◆ **Stated problem**
Where a line contains the word "month", copy that line in full.

◆ **Dataset content**
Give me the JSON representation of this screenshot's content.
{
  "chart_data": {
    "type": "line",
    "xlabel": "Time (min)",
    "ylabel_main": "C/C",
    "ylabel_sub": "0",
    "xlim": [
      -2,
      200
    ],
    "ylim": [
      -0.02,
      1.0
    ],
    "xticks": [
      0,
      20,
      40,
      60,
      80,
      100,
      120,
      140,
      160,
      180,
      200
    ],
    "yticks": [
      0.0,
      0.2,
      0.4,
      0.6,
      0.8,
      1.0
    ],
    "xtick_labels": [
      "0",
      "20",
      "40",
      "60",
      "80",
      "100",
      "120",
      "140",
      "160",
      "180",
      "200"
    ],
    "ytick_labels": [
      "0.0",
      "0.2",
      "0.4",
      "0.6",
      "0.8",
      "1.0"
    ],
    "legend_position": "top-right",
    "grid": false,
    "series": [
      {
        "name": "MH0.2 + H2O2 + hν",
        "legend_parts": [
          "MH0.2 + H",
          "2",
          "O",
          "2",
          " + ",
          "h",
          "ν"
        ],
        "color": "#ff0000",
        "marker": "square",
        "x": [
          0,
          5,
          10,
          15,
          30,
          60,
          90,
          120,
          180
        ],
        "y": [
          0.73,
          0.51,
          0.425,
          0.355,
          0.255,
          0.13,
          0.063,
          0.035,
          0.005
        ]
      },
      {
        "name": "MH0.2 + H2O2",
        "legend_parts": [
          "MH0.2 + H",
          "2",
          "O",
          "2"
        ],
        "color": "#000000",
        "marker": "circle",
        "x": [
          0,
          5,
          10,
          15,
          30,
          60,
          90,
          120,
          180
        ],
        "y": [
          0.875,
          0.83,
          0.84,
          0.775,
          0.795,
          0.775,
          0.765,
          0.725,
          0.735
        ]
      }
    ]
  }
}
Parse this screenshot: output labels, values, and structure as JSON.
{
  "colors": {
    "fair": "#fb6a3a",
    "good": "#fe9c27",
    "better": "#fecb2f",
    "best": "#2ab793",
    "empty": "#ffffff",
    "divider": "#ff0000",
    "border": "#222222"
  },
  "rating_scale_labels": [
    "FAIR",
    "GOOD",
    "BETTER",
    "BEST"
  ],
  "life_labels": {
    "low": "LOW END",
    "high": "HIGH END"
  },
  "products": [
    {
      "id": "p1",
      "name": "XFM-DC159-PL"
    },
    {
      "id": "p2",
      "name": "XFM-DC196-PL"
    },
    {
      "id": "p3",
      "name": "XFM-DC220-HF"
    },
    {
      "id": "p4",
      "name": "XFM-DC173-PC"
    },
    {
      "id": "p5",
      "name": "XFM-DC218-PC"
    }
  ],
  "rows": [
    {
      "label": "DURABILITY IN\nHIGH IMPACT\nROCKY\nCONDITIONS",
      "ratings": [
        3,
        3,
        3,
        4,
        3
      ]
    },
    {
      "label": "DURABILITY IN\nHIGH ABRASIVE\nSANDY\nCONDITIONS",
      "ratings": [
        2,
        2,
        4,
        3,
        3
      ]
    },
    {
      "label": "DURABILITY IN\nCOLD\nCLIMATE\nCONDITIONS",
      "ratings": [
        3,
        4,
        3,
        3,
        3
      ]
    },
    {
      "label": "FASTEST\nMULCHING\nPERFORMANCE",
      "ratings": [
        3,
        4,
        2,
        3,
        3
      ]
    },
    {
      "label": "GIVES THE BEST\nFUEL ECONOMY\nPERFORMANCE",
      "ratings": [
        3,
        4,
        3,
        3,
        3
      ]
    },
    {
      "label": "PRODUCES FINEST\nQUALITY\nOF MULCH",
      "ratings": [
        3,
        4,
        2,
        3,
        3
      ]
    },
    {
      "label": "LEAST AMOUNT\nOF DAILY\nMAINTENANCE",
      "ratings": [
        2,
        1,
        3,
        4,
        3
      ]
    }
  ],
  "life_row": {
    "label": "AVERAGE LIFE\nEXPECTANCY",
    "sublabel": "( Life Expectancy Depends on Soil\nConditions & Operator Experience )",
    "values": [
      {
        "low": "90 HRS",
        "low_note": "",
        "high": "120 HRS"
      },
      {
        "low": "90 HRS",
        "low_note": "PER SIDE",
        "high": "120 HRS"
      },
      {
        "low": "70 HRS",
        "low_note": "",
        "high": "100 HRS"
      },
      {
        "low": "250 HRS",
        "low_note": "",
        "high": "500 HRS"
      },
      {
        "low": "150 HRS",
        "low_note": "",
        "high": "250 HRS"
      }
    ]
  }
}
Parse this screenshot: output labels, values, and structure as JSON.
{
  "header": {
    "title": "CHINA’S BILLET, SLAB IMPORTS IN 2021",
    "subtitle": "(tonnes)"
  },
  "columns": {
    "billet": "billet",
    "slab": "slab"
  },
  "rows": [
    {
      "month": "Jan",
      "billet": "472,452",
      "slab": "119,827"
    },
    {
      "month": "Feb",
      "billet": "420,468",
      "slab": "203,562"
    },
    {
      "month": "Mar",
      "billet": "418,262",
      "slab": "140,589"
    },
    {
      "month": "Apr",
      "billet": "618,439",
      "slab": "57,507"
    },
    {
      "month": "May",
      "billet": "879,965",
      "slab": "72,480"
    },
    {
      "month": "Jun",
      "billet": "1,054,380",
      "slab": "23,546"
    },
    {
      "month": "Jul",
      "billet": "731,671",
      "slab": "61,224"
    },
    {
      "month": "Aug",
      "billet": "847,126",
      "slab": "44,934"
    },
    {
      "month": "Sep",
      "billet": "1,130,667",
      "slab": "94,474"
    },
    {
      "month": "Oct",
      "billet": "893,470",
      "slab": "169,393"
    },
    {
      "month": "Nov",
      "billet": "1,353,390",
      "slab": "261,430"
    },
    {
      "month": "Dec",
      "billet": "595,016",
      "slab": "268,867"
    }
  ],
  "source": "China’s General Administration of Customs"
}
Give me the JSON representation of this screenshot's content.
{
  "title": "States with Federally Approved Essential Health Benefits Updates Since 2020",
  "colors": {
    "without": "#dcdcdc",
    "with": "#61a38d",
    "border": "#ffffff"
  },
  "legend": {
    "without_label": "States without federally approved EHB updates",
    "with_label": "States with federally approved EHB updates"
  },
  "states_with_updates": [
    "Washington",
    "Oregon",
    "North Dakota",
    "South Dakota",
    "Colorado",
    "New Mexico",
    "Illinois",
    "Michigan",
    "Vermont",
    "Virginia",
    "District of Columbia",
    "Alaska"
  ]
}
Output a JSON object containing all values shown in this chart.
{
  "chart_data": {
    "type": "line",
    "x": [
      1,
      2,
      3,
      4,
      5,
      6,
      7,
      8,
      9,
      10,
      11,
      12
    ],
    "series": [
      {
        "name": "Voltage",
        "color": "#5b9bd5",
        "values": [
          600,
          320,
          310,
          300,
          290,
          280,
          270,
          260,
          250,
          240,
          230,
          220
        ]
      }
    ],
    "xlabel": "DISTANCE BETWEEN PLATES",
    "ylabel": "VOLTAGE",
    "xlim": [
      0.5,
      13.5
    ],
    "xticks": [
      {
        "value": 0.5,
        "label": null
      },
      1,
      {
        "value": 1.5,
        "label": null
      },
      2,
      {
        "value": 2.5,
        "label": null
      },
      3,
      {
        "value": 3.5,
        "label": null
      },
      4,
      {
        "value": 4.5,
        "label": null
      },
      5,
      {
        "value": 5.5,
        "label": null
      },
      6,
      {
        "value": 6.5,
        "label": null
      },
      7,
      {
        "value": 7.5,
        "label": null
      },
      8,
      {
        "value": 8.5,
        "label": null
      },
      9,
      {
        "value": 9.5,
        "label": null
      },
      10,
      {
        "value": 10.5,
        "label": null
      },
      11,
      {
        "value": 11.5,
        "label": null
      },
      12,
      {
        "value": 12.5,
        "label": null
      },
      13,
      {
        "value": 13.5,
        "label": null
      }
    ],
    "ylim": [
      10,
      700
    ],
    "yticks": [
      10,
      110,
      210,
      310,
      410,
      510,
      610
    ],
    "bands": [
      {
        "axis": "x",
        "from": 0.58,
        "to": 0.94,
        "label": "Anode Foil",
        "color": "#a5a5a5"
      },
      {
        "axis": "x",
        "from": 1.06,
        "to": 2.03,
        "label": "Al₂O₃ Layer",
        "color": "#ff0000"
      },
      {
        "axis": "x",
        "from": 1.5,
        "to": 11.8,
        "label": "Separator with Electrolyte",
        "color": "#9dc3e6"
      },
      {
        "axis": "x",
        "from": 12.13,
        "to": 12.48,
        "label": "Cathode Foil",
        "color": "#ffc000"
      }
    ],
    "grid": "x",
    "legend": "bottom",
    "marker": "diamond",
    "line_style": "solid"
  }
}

◆ **Output for this task**
      "month": "Jan",
      "month": "Feb",
      "month": "Mar",
      "month": "Apr",
      "month": "May",
      "month": "Jun",
      "month": "Jul",
      "month": "Aug",
      "month": "Sep",
      "month": "Oct",
      "month": "Nov",
      "month": "Dec",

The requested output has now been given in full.